> [Given instruction]: Print out the entries below with no edits.

> [Extracted entries]:
#####

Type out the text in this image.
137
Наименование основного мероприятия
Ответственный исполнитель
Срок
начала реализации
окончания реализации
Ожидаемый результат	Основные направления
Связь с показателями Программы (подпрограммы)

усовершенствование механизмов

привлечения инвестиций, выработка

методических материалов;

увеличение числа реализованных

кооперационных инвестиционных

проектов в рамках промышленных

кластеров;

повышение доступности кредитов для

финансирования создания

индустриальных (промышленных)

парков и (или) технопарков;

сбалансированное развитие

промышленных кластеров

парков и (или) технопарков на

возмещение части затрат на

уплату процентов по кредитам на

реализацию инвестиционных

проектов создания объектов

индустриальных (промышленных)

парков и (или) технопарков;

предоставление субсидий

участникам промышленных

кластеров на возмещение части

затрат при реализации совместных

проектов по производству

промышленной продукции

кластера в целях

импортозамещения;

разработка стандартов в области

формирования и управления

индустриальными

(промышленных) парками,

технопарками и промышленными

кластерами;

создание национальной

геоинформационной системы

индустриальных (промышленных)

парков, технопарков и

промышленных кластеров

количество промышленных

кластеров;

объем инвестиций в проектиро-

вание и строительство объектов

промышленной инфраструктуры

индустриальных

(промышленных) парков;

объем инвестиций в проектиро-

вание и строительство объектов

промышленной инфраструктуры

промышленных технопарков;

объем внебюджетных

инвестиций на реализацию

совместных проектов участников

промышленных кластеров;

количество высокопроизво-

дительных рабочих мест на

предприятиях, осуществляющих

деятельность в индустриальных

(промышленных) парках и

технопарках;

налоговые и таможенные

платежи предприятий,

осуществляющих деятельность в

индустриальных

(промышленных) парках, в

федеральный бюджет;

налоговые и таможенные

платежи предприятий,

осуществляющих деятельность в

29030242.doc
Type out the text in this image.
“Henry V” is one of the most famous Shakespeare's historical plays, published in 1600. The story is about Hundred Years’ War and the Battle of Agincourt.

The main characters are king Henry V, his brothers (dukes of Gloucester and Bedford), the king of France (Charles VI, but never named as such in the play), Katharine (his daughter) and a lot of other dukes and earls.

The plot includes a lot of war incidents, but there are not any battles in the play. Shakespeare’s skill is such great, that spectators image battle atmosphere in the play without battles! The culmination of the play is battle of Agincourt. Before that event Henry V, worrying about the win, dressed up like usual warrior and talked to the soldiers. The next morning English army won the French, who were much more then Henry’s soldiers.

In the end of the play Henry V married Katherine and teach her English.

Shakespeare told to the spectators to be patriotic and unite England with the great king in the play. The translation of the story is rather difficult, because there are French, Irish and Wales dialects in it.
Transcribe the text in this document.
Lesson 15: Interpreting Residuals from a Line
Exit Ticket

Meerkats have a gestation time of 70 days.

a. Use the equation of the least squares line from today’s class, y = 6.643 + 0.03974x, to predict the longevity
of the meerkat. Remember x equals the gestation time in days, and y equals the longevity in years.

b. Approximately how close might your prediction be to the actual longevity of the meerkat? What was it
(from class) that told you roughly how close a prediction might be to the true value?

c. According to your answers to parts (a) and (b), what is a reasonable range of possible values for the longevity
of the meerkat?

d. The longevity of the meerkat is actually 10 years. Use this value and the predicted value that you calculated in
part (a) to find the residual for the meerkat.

#####

> [Solution to this exercise]:
Type out the text in this image.
137
Наименование основного мероприятия
Ответственный исполнитель
Срок
начала реализации
окончания реализации
Ожидаемый результат	Основные направления
Связь с показателями Программы (подпрограммы)

усовершенствование механизмов

привлечения инвестиций, выработка

методических материалов;

увеличение числа реализованных

кооперационных инвестиционных

проектов в рамках промышленных

кластеров;

повышение доступности кредитов для

финансирования создания

индустриальных (промышленных)

парков и (или) технопарков;

сбалансированное развитие

промышленных кластеров

парков и (или) технопарков на

возмещение части затрат на

уплату процентов по кредитам на

реализацию инвестиционных

проектов создания объектов

индустриальных (промышленных)

парков и (или) технопарков;

предоставление субсидий

участникам промышленных

кластеров на возмещение части

затрат при реализации совместных

проектов по производству

промышленной продукции

кластера в целях

импортозамещения;

разработка стандартов в области

формирования и управления

индустриальными

(промышленных) парками,

технопарками и промышленными

кластерами;

создание национальной

геоинформационной системы

индустриальных (промышленных)

парков, технопарков и

промышленных кластеров

количество промышленных

кластеров;

объем инвестиций в проектиро-

вание и строительство объектов

промышленной инфраструктуры

индустриальных

(промышленных) парков;

объем инвестиций в проектиро-

вание и строительство объектов

промышленной инфраструктуры

промышленных технопарков;

объем внебюджетных

инвестиций на реализацию

совместных проектов участников

промышленных кластеров;

количество высокопроизво-

дительных рабочих мест на

предприятиях, осуществляющих

деятельность в индустриальных

(промышленных) парках и

технопарках;

налоговые и таможенные

платежи предприятий,

осуществляющих деятельность в

индустриальных

(промышленных) парках, в

федеральный бюджет;

налоговые и таможенные

платежи предприятий,

осуществляющих деятельность в

29030242.doc
Type out the text in this image.
“Henry V” is one of the most famous Shakespeare's historical plays, published in 1600. The story is about Hundred Years’ War and the Battle of Agincourt.

The main characters are king Henry V, his brothers (dukes of Gloucester and Bedford), the king of France (Charles VI, but never named as such in the play), Katharine (his daughter) and a lot of other dukes and earls.

The plot includes a lot of war incidents, but there are not any battles in the play. Shakespeare’s skill is such great, that spectators image battle atmosphere in the play without battles! The culmination of the play is battle of Agincourt. Before that event Henry V, worrying about the win, dressed up like usual warrior and talked to the soldiers. The next morning English army won the French, who were much more then Henry’s soldiers.

In the end of the play Henry V married Katherine and teach her English.

Shakespeare told to the spectators to be patriotic and unite England with the great king in the play. The translation of the story is rather difficult, because there are French, Irish and Wales dialects in it.
Transcribe the text in this document.
Lesson 15: Interpreting Residuals from a Line
Exit Ticket

Meerkats have a gestation time of 70 days.

a. Use the equation of the least squares line from today’s class, y = 6.643 + 0.03974x, to predict the longevity
of the meerkat. Remember x equals the gestation time in days, and y equals the longevity in years.

b. Approximately how close might your prediction be to the actual longevity of the meerkat? What was it
(from class) that told you roughly how close a prediction might be to the true value?

c. According to your answers to parts (a) and (b), what is a reasonable range of possible values for the longevity
of the meerkat?

d. The longevity of the meerkat is actually 10 years. Use this value and the predicted value that you calculated in
part (a) to find the residual for the meerkat.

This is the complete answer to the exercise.